Stored entries:
-.-.-
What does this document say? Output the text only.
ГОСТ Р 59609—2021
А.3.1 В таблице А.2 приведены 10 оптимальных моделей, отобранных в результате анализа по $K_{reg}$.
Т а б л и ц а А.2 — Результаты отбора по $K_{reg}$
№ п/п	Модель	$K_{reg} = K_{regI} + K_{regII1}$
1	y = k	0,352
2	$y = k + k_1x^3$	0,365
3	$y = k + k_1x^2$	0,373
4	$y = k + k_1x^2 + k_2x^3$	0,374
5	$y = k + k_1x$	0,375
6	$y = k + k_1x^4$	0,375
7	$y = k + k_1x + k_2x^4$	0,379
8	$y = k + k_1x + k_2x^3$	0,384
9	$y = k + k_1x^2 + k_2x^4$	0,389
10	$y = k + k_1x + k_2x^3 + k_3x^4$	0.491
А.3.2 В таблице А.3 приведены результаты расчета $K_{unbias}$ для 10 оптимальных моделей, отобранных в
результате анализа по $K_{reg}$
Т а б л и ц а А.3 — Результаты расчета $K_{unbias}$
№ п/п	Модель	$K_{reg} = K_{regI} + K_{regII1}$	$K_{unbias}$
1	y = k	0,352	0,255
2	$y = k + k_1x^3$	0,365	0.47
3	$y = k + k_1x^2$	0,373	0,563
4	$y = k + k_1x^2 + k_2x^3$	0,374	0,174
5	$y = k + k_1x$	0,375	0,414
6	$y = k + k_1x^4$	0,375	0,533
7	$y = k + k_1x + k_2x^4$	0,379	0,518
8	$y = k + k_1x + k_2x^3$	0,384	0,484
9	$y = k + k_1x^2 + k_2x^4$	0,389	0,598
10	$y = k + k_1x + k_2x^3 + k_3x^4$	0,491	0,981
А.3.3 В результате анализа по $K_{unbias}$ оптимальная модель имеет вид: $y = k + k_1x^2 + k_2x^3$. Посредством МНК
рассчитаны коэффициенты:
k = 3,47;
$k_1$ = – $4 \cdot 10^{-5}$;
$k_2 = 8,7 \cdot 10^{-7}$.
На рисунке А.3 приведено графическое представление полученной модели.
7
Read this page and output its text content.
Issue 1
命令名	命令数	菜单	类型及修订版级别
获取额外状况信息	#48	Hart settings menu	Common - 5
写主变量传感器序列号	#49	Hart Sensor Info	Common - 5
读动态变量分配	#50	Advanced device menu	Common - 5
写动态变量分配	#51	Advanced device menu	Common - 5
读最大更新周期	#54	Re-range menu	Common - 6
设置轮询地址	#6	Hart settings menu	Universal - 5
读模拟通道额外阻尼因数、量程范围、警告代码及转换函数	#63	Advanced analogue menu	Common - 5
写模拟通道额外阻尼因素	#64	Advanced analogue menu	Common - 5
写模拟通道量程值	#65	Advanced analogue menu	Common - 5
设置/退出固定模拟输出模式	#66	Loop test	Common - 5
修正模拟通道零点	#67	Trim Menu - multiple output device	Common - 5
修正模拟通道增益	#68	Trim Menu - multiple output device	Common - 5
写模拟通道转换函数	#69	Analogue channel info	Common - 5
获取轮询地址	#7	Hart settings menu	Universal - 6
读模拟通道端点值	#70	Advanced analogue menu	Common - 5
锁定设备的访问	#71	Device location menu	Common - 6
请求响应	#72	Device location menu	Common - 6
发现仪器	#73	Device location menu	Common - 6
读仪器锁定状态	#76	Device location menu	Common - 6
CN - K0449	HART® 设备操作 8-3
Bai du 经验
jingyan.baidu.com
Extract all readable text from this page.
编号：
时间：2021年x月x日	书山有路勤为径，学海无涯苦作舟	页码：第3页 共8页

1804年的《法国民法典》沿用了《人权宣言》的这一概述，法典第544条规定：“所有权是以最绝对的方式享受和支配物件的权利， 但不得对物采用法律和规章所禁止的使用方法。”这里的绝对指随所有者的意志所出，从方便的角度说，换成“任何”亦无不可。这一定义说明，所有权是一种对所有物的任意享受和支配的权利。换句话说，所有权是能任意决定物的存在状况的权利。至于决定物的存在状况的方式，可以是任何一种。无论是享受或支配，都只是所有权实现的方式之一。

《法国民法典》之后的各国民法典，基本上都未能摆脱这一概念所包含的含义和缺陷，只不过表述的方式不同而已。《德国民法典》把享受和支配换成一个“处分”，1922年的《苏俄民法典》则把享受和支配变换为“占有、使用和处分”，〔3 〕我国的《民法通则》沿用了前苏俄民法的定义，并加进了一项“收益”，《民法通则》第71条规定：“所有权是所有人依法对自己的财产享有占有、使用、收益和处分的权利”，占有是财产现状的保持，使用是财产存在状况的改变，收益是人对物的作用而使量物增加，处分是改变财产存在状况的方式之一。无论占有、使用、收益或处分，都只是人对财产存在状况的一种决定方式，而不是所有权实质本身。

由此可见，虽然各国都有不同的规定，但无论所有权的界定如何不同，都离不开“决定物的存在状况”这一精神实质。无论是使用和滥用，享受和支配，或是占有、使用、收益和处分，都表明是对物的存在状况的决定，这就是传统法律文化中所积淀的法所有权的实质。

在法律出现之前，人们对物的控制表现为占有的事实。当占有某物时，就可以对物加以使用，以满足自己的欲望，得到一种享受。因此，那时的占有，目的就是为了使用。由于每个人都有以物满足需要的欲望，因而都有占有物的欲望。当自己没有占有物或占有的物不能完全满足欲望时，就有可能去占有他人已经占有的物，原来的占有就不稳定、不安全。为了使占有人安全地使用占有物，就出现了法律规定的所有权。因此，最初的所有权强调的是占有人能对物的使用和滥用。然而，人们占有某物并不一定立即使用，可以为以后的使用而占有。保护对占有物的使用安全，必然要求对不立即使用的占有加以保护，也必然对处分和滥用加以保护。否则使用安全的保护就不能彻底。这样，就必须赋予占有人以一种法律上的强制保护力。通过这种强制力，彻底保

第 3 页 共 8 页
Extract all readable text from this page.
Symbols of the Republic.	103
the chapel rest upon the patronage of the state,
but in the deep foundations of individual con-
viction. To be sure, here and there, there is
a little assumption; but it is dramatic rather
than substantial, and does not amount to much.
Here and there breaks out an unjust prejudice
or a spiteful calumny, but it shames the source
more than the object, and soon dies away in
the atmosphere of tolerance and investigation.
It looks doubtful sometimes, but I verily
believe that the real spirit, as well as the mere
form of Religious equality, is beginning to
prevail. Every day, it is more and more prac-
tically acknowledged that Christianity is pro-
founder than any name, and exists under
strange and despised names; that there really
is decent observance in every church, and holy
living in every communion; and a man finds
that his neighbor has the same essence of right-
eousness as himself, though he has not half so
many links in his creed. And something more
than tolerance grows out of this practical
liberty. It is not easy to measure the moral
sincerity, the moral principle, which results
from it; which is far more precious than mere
-.-.-
# Short problem
Search the lines above for the string "tolerance" and copy each line that has it.

# Solution to the exercise
the atmosphere of tolerance and investigation.
than tolerance grows out of this practical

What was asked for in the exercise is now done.